[BEGIN]
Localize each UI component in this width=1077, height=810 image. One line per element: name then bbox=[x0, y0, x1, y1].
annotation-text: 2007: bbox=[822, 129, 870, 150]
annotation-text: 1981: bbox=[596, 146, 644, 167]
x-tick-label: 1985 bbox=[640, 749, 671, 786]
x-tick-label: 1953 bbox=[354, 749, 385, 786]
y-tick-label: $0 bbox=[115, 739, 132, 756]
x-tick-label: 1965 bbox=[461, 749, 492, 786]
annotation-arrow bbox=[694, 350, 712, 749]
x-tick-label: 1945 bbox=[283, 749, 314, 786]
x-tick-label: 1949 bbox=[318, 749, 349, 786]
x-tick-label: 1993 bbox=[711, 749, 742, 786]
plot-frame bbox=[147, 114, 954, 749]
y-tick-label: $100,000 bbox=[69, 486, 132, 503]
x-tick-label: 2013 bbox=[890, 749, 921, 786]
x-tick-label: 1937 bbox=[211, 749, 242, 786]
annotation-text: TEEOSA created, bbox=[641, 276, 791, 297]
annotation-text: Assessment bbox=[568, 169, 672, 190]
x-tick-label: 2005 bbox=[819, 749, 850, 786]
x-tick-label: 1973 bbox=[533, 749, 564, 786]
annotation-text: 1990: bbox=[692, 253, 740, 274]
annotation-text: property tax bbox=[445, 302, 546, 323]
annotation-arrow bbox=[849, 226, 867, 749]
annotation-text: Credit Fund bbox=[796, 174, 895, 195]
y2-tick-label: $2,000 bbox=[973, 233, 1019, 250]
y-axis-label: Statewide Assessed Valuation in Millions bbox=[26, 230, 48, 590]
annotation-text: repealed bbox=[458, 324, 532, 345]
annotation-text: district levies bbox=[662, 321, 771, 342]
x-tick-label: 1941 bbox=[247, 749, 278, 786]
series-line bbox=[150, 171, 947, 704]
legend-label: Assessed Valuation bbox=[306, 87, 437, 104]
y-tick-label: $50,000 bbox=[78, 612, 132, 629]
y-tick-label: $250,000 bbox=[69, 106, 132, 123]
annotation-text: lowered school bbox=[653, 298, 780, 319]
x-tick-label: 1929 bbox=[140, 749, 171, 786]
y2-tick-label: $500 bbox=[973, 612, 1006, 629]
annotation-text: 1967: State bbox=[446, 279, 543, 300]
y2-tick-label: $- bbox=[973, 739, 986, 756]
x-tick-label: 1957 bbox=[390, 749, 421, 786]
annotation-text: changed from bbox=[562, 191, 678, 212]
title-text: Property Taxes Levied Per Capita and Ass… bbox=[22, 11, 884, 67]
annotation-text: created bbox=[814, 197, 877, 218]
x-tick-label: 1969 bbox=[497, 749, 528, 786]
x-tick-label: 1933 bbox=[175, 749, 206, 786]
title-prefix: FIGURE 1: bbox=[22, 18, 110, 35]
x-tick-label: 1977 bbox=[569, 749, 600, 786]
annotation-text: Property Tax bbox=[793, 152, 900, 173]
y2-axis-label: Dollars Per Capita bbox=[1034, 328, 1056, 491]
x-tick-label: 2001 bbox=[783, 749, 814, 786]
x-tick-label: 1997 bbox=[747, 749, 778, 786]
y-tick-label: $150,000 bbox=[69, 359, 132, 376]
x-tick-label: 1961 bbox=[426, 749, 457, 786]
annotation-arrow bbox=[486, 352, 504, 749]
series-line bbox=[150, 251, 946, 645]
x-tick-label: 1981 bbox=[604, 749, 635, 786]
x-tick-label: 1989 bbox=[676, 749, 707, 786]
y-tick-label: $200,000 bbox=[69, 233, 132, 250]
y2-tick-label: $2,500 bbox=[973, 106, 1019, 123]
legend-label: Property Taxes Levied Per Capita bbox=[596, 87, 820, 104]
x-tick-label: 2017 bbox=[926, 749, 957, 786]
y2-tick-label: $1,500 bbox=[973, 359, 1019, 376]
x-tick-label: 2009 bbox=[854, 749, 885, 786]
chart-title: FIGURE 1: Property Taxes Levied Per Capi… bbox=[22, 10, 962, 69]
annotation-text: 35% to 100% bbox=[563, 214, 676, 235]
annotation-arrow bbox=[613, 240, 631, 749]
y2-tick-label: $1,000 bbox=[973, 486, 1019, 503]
[END]
> **GIVEN TASK**: Could you reproduce word for word the records from their very first line through the line containing "y2-tick-label: $2,000 bbox=[973, 233, 1019, 250]", including that line?

> **FULL RESPONSE**:
Localize each UI component in this width=1077, height=810 image. One line per element: name then bbox=[x0, y0, x1, y1].
annotation-text: 2007: bbox=[822, 129, 870, 150]
annotation-text: 1981: bbox=[596, 146, 644, 167]
x-tick-label: 1985 bbox=[640, 749, 671, 786]
x-tick-label: 1953 bbox=[354, 749, 385, 786]
y-tick-label: $0 bbox=[115, 739, 132, 756]
x-tick-label: 1965 bbox=[461, 749, 492, 786]
annotation-arrow bbox=[694, 350, 712, 749]
x-tick-label: 1945 bbox=[283, 749, 314, 786]
x-tick-label: 1949 bbox=[318, 749, 349, 786]
x-tick-label: 1993 bbox=[711, 749, 742, 786]
plot-frame bbox=[147, 114, 954, 749]
y-tick-label: $100,000 bbox=[69, 486, 132, 503]
x-tick-label: 2013 bbox=[890, 749, 921, 786]
x-tick-label: 1937 bbox=[211, 749, 242, 786]
annotation-text: TEEOSA created, bbox=[641, 276, 791, 297]
annotation-text: Assessment bbox=[568, 169, 672, 190]
x-tick-label: 2005 bbox=[819, 749, 850, 786]
x-tick-label: 1973 bbox=[533, 749, 564, 786]
annotation-text: 1990: bbox=[692, 253, 740, 274]
annotation-text: property tax bbox=[445, 302, 546, 323]
annotation-arrow bbox=[849, 226, 867, 749]
annotation-text: Credit Fund bbox=[796, 174, 895, 195]
y2-tick-label: $2,000 bbox=[973, 233, 1019, 250]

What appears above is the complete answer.